- Auszug -
#####

Hallo am Sonntag Nachmittag ihr lieben Schreiberlinge
Ich lese so gerne eure Geschichten, die hier jeder auf seine unnachahmliche Weise zum
Besten gibt. Und mir gehts ähnlich wie Maha, durch euch ist meine Freude am Schreiben
wieder entfacht worden. Danke dafür
Da ich ja heute den ganzen Sonntag noch alleine bin, hatte ich ja Zeit und habe mich auch
noch am Geisterschloss versucht, ziemlich lang geworden und ich hoffe, dass es euch nicht
allzu sehr langweilt.
Ich wünsche mir jedenfalls, dass dieser Faden nicht so schnell wieder einschläft und noch
viele Erlebnisse per Geschichte mit euch.
Ein besonderes "Hut ab" von mir gilt @Maha meine Güte was kannst du schreiben ️
Nun zum Thema
Das Geisterschloss
Als wir Kinder waren spielten wir oft in einer alten Ruine, die in einem weitläufigen Park stand.
Wir wussten, dass es verboten war, aber umso interessanter war es für uns.
Wir überlegten oft, was das wohl mal für ein Haus war, ahnten aber, dass es wohlhabende
Leute gewesen sein mussten, die einst vor langer Zeit hier lebten.
Denn einige ehemals wohl sehr wertvolle Möbel befanden sich noch dort und dazu noch
mehrere andere Utensilien.
Zum Beispiel stand auf dem Fensterbrett in einem der Zimmer grusliger Weise ein Glas mit
einer verrotteten Zahnprothese. Einige Kleider aus längst vergessenen Zeiten lagen auf dem
Boden eines anderen Zimmers. Auch Bücher in merkwürdigen Einbänden befanden sich in
einem sehr großen Zimmer mit Regalen und einem zerfallenen Kamin.

#####

- Ziel der Übung -
Zitiere aus dem Beitrag über das Geisterschloss wörtlich die Stelle von „Wir wussten, dass“ bis einschließlich „einem zerfallenen Kamin.“. Die Einträge haben mit dem Beitrag nichts zu tun.

(Datensatzeinträge)
#####

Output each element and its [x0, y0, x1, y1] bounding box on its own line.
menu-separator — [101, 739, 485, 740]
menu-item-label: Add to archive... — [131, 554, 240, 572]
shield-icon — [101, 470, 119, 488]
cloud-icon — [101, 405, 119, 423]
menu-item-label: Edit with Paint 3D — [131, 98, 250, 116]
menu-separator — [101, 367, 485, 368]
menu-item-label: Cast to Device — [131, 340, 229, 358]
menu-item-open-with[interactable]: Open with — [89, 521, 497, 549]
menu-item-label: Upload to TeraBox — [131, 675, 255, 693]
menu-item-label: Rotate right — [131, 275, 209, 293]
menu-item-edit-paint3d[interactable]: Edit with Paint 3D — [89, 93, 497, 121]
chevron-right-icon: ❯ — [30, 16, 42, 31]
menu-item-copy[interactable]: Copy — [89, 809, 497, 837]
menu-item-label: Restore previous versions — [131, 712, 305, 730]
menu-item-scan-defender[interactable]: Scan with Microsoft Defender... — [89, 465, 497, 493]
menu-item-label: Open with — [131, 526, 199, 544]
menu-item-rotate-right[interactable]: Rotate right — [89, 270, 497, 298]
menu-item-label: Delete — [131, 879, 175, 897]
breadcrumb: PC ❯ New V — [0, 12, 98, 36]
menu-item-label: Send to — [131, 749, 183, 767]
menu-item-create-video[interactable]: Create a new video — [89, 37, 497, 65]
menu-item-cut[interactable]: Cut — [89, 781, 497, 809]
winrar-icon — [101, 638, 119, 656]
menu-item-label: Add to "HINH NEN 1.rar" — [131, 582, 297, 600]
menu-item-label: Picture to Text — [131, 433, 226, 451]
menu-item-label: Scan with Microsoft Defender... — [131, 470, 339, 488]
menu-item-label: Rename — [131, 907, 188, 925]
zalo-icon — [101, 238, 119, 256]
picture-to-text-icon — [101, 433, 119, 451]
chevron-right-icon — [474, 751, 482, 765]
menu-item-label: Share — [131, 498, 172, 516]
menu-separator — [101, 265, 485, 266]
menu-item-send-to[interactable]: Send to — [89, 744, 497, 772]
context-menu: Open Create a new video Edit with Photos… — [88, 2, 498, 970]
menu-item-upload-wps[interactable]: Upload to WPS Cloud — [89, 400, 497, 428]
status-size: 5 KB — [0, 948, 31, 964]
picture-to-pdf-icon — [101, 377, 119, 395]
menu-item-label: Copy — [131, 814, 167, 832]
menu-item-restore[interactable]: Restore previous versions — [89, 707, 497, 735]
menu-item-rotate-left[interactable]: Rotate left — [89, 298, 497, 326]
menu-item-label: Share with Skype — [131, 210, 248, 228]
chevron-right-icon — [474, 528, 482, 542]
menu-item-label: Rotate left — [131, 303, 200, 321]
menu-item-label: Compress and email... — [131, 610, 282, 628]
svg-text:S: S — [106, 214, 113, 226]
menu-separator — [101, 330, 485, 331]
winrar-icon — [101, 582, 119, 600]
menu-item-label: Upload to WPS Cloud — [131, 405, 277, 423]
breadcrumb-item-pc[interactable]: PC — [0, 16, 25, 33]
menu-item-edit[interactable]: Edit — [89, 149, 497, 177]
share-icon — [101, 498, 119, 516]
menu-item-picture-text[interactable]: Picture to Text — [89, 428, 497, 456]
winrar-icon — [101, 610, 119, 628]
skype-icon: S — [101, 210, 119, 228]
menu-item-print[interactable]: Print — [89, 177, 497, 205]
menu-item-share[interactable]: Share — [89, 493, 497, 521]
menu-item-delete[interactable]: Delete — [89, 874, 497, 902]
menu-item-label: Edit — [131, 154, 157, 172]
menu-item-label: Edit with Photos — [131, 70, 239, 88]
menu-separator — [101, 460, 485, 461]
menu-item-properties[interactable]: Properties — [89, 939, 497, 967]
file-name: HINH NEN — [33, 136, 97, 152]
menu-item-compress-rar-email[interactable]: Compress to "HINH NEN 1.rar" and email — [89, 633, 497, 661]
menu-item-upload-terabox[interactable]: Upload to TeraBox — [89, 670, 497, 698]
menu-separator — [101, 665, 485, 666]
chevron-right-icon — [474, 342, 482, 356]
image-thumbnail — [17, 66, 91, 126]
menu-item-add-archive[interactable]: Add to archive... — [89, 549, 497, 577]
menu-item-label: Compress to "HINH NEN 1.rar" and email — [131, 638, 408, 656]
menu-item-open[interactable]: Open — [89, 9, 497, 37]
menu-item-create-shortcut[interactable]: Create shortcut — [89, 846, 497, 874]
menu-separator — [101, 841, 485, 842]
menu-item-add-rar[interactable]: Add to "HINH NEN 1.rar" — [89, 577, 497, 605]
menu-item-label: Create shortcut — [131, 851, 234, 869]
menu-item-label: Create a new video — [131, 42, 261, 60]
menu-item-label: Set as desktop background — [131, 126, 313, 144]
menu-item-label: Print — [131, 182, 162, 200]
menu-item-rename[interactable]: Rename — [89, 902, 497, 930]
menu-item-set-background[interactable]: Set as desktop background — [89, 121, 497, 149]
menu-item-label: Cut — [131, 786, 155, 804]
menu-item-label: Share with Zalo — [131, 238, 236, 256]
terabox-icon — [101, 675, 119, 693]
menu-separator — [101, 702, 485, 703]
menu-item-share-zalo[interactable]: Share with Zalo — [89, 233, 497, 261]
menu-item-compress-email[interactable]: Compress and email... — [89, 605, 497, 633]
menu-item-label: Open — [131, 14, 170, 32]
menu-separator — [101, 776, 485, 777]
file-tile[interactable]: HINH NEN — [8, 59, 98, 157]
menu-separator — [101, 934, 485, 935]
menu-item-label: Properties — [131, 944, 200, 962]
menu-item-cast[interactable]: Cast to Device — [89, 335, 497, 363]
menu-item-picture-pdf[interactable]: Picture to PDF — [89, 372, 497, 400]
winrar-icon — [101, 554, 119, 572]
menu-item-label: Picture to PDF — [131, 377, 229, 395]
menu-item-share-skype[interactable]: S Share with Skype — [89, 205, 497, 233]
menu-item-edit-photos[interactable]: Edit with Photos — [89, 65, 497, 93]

#####

- Richtige Antwort -
Wir wussten, dass es verboten war, aber umso interessanter war es für uns.
Wir überlegten oft, was das wohl mal für ein Haus war, ahnten aber, dass es wohlhabende
Leute gewesen sein mussten, die einst vor langer Zeit hier lebten.
Denn einige ehemals wohl sehr wertvolle Möbel befanden sich noch dort und dazu noch
mehrere andere Utensilien.
Zum Beispiel stand auf dem Fensterbrett in einem der Zimmer grusliger Weise ein Glas mit
einer verrotteten Zahnprothese. Einige Kleider aus längst vergessenen Zeiten lagen auf dem
Boden eines anderen Zimmers. Auch Bücher in merkwürdigen Einbänden befanden sich in
einem sehr großen Zimmer mit Regalen und einem zerfallenen Kamin.